* **Data shown**:
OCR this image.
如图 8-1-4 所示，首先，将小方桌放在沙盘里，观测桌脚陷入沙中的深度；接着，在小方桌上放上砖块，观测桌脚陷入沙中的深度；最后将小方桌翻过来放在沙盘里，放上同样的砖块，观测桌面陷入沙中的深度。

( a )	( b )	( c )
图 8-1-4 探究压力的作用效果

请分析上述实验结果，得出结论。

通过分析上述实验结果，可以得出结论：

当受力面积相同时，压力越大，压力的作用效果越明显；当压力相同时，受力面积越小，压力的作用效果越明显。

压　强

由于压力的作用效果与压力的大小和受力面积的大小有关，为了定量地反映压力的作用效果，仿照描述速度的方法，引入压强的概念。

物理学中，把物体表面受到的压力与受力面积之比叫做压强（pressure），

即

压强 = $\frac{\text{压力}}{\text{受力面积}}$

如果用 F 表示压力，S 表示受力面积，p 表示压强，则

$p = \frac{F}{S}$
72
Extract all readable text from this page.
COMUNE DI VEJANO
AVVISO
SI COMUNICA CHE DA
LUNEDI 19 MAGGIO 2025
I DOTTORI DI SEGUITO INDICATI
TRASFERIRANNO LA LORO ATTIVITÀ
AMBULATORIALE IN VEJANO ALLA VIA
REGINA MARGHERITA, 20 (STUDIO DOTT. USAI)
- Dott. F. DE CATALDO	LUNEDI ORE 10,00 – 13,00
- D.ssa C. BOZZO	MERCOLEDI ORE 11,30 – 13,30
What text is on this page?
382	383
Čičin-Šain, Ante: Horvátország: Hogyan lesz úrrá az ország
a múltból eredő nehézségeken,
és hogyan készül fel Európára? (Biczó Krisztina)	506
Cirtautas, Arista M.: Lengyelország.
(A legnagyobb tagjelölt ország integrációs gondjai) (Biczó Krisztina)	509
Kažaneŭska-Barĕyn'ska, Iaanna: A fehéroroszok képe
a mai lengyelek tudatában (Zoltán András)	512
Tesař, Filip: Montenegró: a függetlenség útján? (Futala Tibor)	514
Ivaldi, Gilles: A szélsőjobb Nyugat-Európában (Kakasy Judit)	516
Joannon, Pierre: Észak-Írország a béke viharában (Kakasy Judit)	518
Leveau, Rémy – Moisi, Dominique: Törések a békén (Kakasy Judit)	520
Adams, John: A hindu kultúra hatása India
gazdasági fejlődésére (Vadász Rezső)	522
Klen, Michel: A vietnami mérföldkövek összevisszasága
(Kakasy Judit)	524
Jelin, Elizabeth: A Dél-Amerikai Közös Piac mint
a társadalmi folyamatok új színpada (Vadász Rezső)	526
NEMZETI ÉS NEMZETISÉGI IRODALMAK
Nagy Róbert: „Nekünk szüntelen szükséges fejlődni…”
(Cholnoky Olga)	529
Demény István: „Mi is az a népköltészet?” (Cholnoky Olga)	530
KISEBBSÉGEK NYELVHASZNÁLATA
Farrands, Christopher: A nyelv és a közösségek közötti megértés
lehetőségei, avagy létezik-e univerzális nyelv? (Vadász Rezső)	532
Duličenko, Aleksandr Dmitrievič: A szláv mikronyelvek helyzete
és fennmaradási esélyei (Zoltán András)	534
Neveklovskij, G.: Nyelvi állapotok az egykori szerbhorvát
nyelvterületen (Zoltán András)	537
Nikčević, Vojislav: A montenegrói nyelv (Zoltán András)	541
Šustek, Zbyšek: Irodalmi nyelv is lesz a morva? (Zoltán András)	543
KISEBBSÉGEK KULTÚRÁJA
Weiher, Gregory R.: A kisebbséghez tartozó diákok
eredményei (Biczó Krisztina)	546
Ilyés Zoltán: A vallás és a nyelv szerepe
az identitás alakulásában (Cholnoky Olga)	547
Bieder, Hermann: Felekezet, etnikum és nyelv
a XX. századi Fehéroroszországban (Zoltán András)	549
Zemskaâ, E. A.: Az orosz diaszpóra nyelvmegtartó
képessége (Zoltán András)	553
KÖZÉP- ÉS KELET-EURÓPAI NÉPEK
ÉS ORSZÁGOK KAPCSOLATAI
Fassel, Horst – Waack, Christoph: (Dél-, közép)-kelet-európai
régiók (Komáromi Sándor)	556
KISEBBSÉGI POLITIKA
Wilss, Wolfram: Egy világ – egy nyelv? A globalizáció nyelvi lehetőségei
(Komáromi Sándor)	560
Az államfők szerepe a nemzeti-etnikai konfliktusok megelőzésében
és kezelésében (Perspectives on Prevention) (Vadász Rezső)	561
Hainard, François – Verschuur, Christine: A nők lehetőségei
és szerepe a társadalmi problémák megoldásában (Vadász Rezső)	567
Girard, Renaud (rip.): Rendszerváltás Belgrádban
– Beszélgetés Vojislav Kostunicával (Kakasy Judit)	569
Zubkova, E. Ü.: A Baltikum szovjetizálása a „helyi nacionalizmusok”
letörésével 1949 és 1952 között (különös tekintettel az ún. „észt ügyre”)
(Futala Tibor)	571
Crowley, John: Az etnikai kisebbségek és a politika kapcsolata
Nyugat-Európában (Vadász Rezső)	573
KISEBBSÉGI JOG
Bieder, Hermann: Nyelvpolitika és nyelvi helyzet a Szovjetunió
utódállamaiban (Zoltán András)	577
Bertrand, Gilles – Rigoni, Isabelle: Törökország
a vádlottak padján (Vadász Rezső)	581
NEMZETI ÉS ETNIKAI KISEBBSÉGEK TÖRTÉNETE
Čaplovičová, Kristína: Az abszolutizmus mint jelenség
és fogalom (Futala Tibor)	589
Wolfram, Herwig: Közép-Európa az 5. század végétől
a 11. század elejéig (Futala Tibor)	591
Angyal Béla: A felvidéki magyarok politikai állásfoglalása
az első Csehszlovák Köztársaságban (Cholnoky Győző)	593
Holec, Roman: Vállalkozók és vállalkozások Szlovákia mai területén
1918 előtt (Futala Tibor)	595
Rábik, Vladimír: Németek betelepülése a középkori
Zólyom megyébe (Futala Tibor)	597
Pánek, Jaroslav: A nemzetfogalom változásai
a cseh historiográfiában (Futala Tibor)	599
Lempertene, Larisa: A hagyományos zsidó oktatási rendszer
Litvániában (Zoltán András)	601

* **Exercise objective**:
Select the lines in this material that hold the word "John", leaving none out.

* **Exercise solution**:
Adams, John: A hindu kultúra hatása India
Crowley, John: Az etnikai kisebbségek és a politika kapcsolata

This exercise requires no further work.